▸ **SOURCE MATERIAL**
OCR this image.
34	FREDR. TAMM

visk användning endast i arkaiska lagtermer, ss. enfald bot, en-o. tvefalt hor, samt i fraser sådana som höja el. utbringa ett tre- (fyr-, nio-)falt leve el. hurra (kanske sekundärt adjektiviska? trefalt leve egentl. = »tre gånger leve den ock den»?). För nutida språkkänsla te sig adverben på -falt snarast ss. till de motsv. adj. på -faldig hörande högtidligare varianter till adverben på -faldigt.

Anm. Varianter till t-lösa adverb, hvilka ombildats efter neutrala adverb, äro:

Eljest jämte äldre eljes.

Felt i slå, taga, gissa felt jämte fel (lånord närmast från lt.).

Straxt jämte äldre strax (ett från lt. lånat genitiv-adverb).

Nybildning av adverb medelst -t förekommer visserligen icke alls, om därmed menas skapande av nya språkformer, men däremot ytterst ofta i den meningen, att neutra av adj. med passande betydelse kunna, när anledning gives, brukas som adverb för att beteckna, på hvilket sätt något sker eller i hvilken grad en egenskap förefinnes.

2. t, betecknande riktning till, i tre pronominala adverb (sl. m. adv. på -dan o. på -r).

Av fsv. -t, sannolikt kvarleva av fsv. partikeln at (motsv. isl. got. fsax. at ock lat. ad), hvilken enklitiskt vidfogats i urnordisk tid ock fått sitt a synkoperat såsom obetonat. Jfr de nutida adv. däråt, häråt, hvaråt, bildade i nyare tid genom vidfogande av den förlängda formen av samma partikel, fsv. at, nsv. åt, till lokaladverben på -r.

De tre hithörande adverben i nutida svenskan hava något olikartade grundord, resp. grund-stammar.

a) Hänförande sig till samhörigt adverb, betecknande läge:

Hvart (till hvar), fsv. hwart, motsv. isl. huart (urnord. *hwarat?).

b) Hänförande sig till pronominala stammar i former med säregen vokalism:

▸ **TASK ITEM**
Scan the material above for the string "jämte", and copy every line where it is found.

▸ **SOLVED EXERCISE**
Eljest jämte äldre eljes.
Felt i slå, taga, gissa felt jämte fel (lånord närmast från lt.).
Straxt jämte äldre strax (ett från lt. lånat genitiv-adverb).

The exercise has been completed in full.